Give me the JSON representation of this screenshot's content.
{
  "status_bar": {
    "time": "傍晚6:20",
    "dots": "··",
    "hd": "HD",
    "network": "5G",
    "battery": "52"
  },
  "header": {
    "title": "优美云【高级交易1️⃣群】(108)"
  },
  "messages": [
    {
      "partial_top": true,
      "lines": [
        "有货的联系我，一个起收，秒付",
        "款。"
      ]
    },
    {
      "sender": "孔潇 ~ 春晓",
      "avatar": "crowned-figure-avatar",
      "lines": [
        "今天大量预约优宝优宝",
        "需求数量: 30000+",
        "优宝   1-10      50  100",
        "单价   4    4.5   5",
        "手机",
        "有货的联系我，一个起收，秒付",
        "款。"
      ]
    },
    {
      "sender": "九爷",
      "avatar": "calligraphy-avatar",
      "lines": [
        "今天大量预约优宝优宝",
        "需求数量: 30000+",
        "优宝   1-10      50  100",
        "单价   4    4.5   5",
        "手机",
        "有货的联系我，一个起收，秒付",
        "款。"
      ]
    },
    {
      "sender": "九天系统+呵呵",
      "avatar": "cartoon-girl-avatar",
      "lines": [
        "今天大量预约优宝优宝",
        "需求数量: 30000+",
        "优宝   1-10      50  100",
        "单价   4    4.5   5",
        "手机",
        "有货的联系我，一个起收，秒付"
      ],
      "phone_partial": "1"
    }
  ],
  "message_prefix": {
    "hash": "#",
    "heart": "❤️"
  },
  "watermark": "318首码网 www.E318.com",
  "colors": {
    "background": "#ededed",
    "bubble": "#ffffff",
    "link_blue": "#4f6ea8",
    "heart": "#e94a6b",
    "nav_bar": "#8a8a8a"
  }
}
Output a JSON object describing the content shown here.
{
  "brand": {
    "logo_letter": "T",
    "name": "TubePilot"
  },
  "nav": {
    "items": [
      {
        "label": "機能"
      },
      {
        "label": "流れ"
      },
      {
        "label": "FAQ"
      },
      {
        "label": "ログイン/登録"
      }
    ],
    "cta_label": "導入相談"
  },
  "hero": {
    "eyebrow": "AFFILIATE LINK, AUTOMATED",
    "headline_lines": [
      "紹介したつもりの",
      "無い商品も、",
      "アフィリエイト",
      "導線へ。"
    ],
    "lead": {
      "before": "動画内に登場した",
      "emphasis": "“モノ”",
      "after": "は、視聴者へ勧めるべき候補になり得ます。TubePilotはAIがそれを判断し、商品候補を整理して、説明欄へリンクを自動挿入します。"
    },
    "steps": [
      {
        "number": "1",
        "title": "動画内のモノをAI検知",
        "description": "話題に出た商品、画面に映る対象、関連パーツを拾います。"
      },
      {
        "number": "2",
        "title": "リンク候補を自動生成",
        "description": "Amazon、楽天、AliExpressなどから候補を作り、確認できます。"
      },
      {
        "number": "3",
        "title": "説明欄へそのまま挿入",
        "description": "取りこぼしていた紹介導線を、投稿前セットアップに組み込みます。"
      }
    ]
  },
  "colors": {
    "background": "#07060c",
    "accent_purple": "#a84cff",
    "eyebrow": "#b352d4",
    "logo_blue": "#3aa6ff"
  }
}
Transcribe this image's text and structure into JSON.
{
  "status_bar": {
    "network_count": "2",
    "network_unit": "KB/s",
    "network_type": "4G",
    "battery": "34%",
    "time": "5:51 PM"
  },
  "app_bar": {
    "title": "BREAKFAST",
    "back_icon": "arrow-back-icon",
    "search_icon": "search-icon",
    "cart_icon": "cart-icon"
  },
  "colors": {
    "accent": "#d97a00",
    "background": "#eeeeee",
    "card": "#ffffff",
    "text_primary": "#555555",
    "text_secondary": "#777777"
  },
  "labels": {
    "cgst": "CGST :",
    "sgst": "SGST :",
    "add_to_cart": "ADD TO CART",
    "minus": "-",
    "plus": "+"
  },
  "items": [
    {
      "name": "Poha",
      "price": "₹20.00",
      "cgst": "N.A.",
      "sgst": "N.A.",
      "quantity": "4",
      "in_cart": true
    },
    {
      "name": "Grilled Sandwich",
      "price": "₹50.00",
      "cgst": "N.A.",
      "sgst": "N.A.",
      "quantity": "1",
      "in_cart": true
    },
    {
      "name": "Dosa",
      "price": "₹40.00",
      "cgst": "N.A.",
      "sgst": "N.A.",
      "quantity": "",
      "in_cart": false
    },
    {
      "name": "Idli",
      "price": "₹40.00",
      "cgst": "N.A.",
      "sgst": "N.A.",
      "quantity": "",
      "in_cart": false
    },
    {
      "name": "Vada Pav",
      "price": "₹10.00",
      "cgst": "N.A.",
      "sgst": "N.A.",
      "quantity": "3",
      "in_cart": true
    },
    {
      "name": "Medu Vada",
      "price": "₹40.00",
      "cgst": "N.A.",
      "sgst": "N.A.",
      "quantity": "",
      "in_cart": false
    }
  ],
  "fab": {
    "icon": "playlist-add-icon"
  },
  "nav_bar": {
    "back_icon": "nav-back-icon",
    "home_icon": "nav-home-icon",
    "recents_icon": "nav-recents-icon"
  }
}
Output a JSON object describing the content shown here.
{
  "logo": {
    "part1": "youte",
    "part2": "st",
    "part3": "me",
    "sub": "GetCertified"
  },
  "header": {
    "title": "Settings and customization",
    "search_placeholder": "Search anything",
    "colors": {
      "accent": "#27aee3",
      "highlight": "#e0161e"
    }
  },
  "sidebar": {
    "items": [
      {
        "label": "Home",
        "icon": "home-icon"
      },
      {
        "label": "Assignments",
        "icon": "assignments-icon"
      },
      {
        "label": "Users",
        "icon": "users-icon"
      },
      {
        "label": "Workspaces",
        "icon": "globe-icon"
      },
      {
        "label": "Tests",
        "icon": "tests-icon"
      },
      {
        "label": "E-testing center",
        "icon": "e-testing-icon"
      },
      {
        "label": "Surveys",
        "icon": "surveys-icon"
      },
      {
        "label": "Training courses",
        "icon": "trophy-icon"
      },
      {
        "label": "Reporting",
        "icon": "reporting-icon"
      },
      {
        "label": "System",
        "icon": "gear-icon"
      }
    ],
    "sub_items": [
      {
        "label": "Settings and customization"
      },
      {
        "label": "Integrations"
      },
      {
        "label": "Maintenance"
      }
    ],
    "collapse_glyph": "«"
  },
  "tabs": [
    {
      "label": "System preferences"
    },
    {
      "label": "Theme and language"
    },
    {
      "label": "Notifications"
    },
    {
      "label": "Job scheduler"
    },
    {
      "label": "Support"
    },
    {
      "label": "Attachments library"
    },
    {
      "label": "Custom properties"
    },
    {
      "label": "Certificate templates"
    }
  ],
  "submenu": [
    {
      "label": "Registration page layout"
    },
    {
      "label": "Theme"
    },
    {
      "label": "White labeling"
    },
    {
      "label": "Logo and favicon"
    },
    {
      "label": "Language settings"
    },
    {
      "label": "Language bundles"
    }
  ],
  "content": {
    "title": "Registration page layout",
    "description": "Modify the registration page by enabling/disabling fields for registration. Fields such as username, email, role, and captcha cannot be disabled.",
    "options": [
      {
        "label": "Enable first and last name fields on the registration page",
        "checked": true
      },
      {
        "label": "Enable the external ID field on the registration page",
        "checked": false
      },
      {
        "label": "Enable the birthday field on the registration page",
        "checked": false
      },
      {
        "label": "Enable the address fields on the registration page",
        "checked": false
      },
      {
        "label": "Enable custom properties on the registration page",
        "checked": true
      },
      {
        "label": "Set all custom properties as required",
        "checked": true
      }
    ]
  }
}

# # # # #

Objective: Extract the complete listing above, reproducing each line exactly.

Exercise response:
Give me the JSON representation of this screenshot's content.
{
  "status_bar": {
    "time": "傍晚6:20",
    "dots": "··",
    "hd": "HD",
    "network": "5G",
    "battery": "52"
  },
  "header": {
    "title": "优美云【高级交易1️⃣群】(108)"
  },
  "messages": [
    {
      "partial_top": true,
      "lines": [
        "有货的联系我，一个起收，秒付",
        "款。"
      ]
    },
    {
      "sender": "孔潇 ~ 春晓",
      "avatar": "crowned-figure-avatar",
      "lines": [
        "今天大量预约优宝优宝",
        "需求数量: 30000+",
        "优宝   1-10      50  100",
        "单价   4    4.5   5",
        "手机",
        "有货的联系我，一个起收，秒付",
        "款。"
      ]
    },
    {
      "sender": "九爷",
      "avatar": "calligraphy-avatar",
      "lines": [
        "今天大量预约优宝优宝",
        "需求数量: 30000+",
        "优宝   1-10      50  100",
        "单价   4    4.5   5",
        "手机",
        "有货的联系我，一个起收，秒付",
        "款。"
      ]
    },
    {
      "sender": "九天系统+呵呵",
      "avatar": "cartoon-girl-avatar",
      "lines": [
        "今天大量预约优宝优宝",
        "需求数量: 30000+",
        "优宝   1-10      50  100",
        "单价   4    4.5   5",
        "手机",
        "有货的联系我，一个起收，秒付"
      ],
      "phone_partial": "1"
    }
  ],
  "message_prefix": {
    "hash": "#",
    "heart": "❤️"
  },
  "watermark": "318首码网 www.E318.com",
  "colors": {
    "background": "#ededed",
    "bubble": "#ffffff",
    "link_blue": "#4f6ea8",
    "heart": "#e94a6b",
    "nav_bar": "#8a8a8a"
  }
}
Output a JSON object describing the content shown here.
{
  "brand": {
    "logo_letter": "T",
    "name": "TubePilot"
  },
  "nav": {
    "items": [
      {
        "label": "機能"
      },
      {
        "label": "流れ"
      },
      {
        "label": "FAQ"
      },
      {
        "label": "ログイン/登録"
      }
    ],
    "cta_label": "導入相談"
  },
  "hero": {
    "eyebrow": "AFFILIATE LINK, AUTOMATED",
    "headline_lines": [
      "紹介したつもりの",
      "無い商品も、",
      "アフィリエイト",
      "導線へ。"
    ],
    "lead": {
      "before": "動画内に登場した",
      "emphasis": "“モノ”",
      "after": "は、視聴者へ勧めるべき候補になり得ます。TubePilotはAIがそれを判断し、商品候補を整理して、説明欄へリンクを自動挿入します。"
    },
    "steps": [
      {
        "number": "1",
        "title": "動画内のモノをAI検知",
        "description": "話題に出た商品、画面に映る対象、関連パーツを拾います。"
      },
      {
        "number": "2",
        "title": "リンク候補を自動生成",
        "description": "Amazon、楽天、AliExpressなどから候補を作り、確認できます。"
      },
      {
        "number": "3",
        "title": "説明欄へそのまま挿入",
        "description": "取りこぼしていた紹介導線を、投稿前セットアップに組み込みます。"
      }
    ]
  },
  "colors": {
    "background": "#07060c",
    "accent_purple": "#a84cff",
    "eyebrow": "#b352d4",
    "logo_blue": "#3aa6ff"
  }
}
Transcribe this image's text and structure into JSON.
{
  "status_bar": {
    "network_count": "2",
    "network_unit": "KB/s",
    "network_type": "4G",
    "battery": "34%",
    "time": "5:51 PM"
  },
  "app_bar": {
    "title": "BREAKFAST",
    "back_icon": "arrow-back-icon",
    "search_icon": "search-icon",
    "cart_icon": "cart-icon"
  },
  "colors": {
    "accent": "#d97a00",
    "background": "#eeeeee",
    "card": "#ffffff",
    "text_primary": "#555555",
    "text_secondary": "#777777"
  },
  "labels": {
    "cgst": "CGST :",
    "sgst": "SGST :",
    "add_to_cart": "ADD TO CART",
    "minus": "-",
    "plus": "+"
  },
  "items": [
    {
      "name": "Poha",
      "price": "₹20.00",
      "cgst": "N.A.",
      "sgst": "N.A.",
      "quantity": "4",
      "in_cart": true
    },
    {
      "name": "Grilled Sandwich",
      "price": "₹50.00",
      "cgst": "N.A.",
      "sgst": "N.A.",
      "quantity": "1",
      "in_cart": true
    },
    {
      "name": "Dosa",
      "price": "₹40.00",
      "cgst": "N.A.",
      "sgst": "N.A.",
      "quantity": "",
      "in_cart": false
    },
    {
      "name": "Idli",
      "price": "₹40.00",
      "cgst": "N.A.",
      "sgst": "N.A.",
      "quantity": "",
      "in_cart": false
    },
    {
      "name": "Vada Pav",
      "price": "₹10.00",
      "cgst": "N.A.",
      "sgst": "N.A.",
      "quantity": "3",
      "in_cart": true
    },
    {
      "name": "Medu Vada",
      "price": "₹40.00",
      "cgst": "N.A.",
      "sgst": "N.A.",
      "quantity": "",
      "in_cart": false
    }
  ],
  "fab": {
    "icon": "playlist-add-icon"
  },
  "nav_bar": {
    "back_icon": "nav-back-icon",
    "home_icon": "nav-home-icon",
    "recents_icon": "nav-recents-icon"
  }
}
Output a JSON object describing the content shown here.
{
  "logo": {
    "part1": "youte",
    "part2": "st",
    "part3": "me",
    "sub": "GetCertified"
  },
  "header": {
    "title": "Settings and customization",
    "search_placeholder": "Search anything",
    "colors": {
      "accent": "#27aee3",
      "highlight": "#e0161e"
    }
  },
  "sidebar": {
    "items": [
      {
        "label": "Home",
        "icon": "home-icon"
      },
      {
        "label": "Assignments",
        "icon": "assignments-icon"
      },
      {
        "label": "Users",
        "icon": "users-icon"
      },
      {
        "label": "Workspaces",
        "icon": "globe-icon"
      },
      {
        "label": "Tests",
        "icon": "tests-icon"
      },
      {
        "label": "E-testing center",
        "icon": "e-testing-icon"
      },
      {
        "label": "Surveys",
        "icon": "surveys-icon"
      },
      {
        "label": "Training courses",
        "icon": "trophy-icon"
      },
      {
        "label": "Reporting",
        "icon": "reporting-icon"
      },
      {
        "label": "System",
        "icon": "gear-icon"
      }
    ],
    "sub_items": [
      {
        "label": "Settings and customization"
      },
      {
        "label": "Integrations"
      },
      {
        "label": "Maintenance"
      }
    ],
    "collapse_glyph": "«"
  },
  "tabs": [
    {
      "label": "System preferences"
    },
    {
      "label": "Theme and language"
    },
    {
      "label": "Notifications"
    },
    {
      "label": "Job scheduler"
    },
    {
      "label": "Support"
    },
    {
      "label": "Attachments library"
    },
    {
      "label": "Custom properties"
    },
    {
      "label": "Certificate templates"
    }
  ],
  "submenu": [
    {
      "label": "Registration page layout"
    },
    {
      "label": "Theme"
    },
    {
      "label": "White labeling"
    },
    {
      "label": "Logo and favicon"
    },
    {
      "label": "Language settings"
    },
    {
      "label": "Language bundles"
    }
  ],
  "content": {
    "title": "Registration page layout",
    "description": "Modify the registration page by enabling/disabling fields for registration. Fields such as username, email, role, and captcha cannot be disabled.",
    "options": [
      {
        "label": "Enable first and last name fields on the registration page",
        "checked": true
      },
      {
        "label": "Enable the external ID field on the registration page",
        "checked": false
      },
      {
        "label": "Enable the birthday field on the registration page",
        "checked": false
      },
      {
        "label": "Enable the address fields on the registration page",
        "checked": false
      },
      {
        "label": "Enable custom properties on the registration page",
        "checked": true
      },
      {
        "label": "Set all custom properties as required",
        "checked": true
      }
    ]
  }
}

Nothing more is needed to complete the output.